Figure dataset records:
+---+

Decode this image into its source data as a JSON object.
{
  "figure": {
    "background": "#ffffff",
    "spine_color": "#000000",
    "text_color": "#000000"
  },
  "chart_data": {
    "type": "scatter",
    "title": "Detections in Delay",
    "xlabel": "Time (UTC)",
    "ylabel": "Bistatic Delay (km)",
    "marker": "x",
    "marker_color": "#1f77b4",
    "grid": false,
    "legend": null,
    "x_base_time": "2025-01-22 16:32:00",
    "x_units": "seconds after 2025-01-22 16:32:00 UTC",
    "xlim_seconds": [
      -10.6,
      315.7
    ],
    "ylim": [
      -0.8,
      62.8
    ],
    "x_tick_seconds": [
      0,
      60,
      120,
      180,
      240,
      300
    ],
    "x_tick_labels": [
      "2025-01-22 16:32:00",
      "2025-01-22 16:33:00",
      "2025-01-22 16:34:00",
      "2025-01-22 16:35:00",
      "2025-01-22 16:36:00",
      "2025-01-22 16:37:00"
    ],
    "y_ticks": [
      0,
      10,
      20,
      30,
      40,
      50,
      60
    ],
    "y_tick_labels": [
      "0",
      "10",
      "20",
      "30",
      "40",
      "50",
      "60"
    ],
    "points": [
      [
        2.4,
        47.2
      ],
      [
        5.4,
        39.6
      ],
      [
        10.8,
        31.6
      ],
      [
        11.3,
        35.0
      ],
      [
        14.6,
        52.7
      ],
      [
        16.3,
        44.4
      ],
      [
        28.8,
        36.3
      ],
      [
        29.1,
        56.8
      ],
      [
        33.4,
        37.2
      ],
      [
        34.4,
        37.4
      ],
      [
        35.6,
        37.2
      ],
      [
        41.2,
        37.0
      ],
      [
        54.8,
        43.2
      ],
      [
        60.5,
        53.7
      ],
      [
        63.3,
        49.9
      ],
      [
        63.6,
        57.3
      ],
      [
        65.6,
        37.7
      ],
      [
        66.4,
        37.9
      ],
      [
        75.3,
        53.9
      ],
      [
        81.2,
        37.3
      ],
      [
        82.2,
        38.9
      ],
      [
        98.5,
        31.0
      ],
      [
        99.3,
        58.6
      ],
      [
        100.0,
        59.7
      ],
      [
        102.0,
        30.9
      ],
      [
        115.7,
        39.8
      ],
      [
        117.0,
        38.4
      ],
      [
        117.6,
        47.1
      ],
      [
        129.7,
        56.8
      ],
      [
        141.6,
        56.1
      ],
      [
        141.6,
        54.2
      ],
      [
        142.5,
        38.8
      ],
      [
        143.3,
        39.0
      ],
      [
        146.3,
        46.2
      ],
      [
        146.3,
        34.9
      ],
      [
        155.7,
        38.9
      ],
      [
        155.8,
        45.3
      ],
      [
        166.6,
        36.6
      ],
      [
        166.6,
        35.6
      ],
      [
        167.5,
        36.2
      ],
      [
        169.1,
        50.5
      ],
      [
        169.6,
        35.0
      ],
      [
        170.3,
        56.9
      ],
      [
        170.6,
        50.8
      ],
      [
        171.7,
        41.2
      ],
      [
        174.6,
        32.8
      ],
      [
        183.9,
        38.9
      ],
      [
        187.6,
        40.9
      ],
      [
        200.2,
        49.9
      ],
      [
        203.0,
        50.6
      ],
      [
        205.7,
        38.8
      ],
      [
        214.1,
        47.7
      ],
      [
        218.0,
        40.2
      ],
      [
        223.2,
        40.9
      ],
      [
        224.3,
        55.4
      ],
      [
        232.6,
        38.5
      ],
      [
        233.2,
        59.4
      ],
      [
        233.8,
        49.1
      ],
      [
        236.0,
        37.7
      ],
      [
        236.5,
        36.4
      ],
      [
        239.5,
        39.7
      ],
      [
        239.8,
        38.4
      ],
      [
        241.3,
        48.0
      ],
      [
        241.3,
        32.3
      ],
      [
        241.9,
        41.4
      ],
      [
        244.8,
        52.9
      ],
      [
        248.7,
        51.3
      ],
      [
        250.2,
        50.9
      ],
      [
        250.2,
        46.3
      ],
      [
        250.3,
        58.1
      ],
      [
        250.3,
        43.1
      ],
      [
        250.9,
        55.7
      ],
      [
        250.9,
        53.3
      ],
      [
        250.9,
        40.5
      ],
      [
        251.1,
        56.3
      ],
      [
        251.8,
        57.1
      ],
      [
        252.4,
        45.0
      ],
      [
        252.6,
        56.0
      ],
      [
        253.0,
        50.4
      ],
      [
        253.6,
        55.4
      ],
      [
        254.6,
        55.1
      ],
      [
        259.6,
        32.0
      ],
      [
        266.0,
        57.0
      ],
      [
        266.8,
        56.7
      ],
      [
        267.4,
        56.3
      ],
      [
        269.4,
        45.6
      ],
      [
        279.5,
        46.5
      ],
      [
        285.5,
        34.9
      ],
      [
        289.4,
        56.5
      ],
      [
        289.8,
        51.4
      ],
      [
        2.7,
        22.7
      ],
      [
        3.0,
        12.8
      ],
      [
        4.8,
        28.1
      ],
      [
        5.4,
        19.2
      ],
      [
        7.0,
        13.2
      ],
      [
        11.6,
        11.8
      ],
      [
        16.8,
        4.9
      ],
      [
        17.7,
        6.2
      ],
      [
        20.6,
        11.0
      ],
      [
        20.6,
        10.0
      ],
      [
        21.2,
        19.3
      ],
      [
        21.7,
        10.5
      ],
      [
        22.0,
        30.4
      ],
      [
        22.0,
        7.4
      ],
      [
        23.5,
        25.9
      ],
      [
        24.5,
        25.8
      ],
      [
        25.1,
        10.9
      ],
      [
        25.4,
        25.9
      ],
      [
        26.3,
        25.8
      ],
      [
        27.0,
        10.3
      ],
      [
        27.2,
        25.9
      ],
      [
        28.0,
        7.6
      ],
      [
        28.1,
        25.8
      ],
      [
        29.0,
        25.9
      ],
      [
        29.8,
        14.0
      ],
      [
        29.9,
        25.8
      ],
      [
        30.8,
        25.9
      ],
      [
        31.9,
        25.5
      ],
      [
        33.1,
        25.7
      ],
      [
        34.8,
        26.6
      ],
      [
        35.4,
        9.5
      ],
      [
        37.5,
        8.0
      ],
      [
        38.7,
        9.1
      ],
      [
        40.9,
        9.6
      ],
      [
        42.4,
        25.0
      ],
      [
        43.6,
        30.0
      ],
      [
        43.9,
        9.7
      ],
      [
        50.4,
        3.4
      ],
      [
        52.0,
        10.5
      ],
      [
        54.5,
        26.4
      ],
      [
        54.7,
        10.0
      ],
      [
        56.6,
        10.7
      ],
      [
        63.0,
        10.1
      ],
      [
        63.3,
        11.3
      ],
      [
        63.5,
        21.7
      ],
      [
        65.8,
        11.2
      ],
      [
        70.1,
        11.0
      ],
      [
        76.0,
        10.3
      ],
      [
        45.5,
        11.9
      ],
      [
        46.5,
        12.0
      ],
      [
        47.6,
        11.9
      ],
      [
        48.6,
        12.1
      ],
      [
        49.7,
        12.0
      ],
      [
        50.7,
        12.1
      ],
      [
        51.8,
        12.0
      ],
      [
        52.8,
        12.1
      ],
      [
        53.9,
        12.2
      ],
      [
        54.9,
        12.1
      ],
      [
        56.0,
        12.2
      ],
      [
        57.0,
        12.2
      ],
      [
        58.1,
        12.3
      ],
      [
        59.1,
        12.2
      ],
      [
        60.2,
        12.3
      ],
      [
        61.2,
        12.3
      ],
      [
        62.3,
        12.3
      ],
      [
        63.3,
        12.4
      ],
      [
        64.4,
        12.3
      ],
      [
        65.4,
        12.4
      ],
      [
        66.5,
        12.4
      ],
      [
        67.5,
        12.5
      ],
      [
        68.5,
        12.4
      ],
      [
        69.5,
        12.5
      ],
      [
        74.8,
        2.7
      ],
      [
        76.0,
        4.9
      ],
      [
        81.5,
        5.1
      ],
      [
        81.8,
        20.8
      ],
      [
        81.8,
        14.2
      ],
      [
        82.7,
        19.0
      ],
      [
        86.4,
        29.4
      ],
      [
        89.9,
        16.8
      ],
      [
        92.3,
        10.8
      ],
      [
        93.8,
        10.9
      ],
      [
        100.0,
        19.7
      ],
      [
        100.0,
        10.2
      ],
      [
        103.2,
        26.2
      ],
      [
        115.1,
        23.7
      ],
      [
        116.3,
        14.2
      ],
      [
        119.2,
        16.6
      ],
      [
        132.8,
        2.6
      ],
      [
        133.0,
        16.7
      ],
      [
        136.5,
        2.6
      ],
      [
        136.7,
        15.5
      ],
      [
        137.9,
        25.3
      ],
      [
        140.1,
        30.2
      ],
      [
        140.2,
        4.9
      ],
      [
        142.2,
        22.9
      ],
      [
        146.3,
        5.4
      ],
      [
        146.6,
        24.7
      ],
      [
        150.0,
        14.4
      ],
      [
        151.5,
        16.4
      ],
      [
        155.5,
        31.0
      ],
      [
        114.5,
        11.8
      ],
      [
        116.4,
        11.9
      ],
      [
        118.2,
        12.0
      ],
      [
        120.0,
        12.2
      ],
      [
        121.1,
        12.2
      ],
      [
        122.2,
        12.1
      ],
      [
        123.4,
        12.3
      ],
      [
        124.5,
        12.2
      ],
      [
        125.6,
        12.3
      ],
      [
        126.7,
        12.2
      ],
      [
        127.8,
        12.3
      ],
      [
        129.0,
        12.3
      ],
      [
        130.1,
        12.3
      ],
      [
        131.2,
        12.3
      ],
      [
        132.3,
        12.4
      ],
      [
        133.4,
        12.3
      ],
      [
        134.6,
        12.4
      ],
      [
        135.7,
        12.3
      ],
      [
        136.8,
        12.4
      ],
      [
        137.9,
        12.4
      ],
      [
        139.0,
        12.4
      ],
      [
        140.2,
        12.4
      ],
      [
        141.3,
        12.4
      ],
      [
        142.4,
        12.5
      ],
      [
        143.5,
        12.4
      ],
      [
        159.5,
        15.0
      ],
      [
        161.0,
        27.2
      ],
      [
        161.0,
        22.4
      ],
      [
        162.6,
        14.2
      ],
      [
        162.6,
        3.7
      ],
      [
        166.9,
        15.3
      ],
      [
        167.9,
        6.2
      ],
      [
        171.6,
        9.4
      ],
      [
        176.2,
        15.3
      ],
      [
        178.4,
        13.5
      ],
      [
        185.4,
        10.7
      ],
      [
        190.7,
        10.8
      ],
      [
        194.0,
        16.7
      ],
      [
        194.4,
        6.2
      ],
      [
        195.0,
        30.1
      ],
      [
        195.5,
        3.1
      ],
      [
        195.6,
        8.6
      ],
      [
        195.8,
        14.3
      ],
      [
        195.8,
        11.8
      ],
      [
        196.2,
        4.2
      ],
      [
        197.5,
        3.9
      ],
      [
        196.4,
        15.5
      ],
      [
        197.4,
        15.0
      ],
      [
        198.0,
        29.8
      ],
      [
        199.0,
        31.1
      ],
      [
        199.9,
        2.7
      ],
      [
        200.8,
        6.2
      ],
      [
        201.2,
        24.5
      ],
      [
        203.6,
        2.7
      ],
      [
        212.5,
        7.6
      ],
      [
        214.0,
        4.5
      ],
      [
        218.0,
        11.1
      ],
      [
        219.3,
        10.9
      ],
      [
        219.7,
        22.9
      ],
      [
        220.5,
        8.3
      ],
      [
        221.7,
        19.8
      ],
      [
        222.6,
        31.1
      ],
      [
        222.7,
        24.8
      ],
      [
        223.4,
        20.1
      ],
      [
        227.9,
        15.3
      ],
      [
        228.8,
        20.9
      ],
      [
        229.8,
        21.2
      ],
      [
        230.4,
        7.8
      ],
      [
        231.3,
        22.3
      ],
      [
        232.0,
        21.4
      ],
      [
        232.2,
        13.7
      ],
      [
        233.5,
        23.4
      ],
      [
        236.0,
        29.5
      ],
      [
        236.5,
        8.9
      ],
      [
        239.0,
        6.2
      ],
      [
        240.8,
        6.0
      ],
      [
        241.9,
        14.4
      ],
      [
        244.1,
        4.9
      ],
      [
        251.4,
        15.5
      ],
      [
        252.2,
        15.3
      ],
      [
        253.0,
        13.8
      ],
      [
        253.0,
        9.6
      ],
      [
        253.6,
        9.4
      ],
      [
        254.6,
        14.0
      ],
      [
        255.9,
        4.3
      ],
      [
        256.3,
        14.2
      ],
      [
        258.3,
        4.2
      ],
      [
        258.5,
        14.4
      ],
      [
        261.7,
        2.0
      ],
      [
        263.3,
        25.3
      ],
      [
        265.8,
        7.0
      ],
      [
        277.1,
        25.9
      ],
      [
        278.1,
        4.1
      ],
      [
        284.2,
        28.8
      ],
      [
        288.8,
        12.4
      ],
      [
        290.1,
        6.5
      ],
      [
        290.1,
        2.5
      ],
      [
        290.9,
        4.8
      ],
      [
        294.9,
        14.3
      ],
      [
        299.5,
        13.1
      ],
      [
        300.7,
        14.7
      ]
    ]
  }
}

+---+

Find every line of the data that holds the string "Delay", then say how many there are and nothing else.

» RESPONSE TO THE EXERCISE: 2